* [Exercise materials]:
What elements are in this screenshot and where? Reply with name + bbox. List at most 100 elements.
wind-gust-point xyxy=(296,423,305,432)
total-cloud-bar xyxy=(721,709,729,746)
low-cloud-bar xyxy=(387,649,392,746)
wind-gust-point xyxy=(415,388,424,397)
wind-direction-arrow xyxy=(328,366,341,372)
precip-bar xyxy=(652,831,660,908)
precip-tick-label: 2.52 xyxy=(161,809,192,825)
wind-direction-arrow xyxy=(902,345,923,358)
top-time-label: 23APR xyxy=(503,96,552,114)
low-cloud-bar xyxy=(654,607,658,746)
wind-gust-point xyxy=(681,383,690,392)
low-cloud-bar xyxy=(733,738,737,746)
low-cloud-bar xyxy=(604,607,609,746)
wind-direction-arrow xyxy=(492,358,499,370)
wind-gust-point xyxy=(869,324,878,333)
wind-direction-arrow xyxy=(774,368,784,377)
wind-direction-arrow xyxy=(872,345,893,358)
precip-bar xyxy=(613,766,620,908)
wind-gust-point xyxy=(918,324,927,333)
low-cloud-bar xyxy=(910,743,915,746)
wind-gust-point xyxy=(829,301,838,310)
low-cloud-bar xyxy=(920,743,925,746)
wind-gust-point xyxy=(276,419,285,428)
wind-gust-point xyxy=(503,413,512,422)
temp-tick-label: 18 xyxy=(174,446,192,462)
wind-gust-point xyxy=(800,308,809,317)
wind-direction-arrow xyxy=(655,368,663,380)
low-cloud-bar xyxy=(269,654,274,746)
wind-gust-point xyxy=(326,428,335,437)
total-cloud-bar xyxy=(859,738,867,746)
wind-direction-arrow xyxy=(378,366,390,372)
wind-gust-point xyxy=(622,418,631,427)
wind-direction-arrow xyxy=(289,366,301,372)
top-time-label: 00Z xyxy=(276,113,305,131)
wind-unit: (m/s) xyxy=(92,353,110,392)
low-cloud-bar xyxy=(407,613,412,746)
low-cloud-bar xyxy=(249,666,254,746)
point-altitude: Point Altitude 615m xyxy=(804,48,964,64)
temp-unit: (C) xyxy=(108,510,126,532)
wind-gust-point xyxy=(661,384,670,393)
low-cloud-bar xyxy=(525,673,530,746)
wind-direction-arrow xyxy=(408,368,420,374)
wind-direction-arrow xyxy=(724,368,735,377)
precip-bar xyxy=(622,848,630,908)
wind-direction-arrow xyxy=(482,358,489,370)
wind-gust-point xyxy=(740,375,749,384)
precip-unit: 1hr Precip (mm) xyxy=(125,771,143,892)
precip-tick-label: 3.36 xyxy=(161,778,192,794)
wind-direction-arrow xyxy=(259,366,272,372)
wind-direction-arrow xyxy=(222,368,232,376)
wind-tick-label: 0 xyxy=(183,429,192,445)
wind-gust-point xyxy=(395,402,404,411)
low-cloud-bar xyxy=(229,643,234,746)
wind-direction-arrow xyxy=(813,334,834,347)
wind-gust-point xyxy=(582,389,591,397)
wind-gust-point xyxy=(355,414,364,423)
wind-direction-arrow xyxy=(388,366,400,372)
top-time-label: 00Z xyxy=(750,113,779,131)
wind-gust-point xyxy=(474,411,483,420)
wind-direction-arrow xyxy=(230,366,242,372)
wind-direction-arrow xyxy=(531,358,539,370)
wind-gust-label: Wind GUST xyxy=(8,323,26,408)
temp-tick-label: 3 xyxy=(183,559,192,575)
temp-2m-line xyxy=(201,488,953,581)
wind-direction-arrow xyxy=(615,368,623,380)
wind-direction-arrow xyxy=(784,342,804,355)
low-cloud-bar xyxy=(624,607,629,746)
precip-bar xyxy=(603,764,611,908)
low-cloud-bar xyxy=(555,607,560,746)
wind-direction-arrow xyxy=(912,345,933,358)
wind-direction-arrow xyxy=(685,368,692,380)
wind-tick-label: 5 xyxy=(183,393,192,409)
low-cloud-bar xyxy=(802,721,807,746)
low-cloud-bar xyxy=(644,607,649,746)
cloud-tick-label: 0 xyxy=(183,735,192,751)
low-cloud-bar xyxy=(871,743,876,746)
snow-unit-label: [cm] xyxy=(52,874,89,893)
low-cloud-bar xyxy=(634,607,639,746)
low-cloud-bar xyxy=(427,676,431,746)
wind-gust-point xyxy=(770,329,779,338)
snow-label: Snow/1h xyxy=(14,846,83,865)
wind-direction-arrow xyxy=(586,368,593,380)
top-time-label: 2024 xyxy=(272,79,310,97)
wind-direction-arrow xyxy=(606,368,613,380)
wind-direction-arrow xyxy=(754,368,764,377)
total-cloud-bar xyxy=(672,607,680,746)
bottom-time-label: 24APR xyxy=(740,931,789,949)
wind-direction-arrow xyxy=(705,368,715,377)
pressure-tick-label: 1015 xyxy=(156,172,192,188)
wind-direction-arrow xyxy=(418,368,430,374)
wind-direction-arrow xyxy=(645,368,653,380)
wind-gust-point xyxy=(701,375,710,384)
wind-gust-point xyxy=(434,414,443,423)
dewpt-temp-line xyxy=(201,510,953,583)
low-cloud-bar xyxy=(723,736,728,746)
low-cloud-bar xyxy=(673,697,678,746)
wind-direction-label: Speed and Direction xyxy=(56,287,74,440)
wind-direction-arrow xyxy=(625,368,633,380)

* [Written request]:
Copy the listing above word for word, from its first line up to and including the line with "wind-direction-arrow xyxy=(222,368,232,376)".

* [Complete response]:
What elements are in this screenshot and where? Reply with name + bbox. List at most 100 elements.
wind-gust-point xyxy=(296,423,305,432)
total-cloud-bar xyxy=(721,709,729,746)
low-cloud-bar xyxy=(387,649,392,746)
wind-gust-point xyxy=(415,388,424,397)
wind-direction-arrow xyxy=(328,366,341,372)
precip-bar xyxy=(652,831,660,908)
precip-tick-label: 2.52 xyxy=(161,809,192,825)
wind-direction-arrow xyxy=(902,345,923,358)
top-time-label: 23APR xyxy=(503,96,552,114)
low-cloud-bar xyxy=(654,607,658,746)
wind-gust-point xyxy=(681,383,690,392)
low-cloud-bar xyxy=(733,738,737,746)
low-cloud-bar xyxy=(604,607,609,746)
wind-direction-arrow xyxy=(492,358,499,370)
wind-gust-point xyxy=(869,324,878,333)
wind-direction-arrow xyxy=(774,368,784,377)
wind-direction-arrow xyxy=(872,345,893,358)
precip-bar xyxy=(613,766,620,908)
wind-gust-point xyxy=(918,324,927,333)
low-cloud-bar xyxy=(910,743,915,746)
wind-gust-point xyxy=(829,301,838,310)
low-cloud-bar xyxy=(920,743,925,746)
wind-gust-point xyxy=(276,419,285,428)
wind-gust-point xyxy=(503,413,512,422)
temp-tick-label: 18 xyxy=(174,446,192,462)
wind-gust-point xyxy=(800,308,809,317)
wind-direction-arrow xyxy=(655,368,663,380)
low-cloud-bar xyxy=(269,654,274,746)
wind-gust-point xyxy=(326,428,335,437)
total-cloud-bar xyxy=(859,738,867,746)
wind-direction-arrow xyxy=(378,366,390,372)
wind-gust-point xyxy=(622,418,631,427)
wind-direction-arrow xyxy=(289,366,301,372)
top-time-label: 00Z xyxy=(276,113,305,131)
wind-unit: (m/s) xyxy=(92,353,110,392)
low-cloud-bar xyxy=(407,613,412,746)
low-cloud-bar xyxy=(249,666,254,746)
point-altitude: Point Altitude 615m xyxy=(804,48,964,64)
temp-unit: (C) xyxy=(108,510,126,532)
wind-gust-point xyxy=(661,384,670,393)
low-cloud-bar xyxy=(525,673,530,746)
wind-direction-arrow xyxy=(408,368,420,374)
wind-direction-arrow xyxy=(724,368,735,377)
precip-bar xyxy=(622,848,630,908)
wind-direction-arrow xyxy=(482,358,489,370)
wind-gust-point xyxy=(740,375,749,384)
precip-unit: 1hr Precip (mm) xyxy=(125,771,143,892)
precip-tick-label: 3.36 xyxy=(161,778,192,794)
wind-direction-arrow xyxy=(259,366,272,372)
wind-direction-arrow xyxy=(222,368,232,376)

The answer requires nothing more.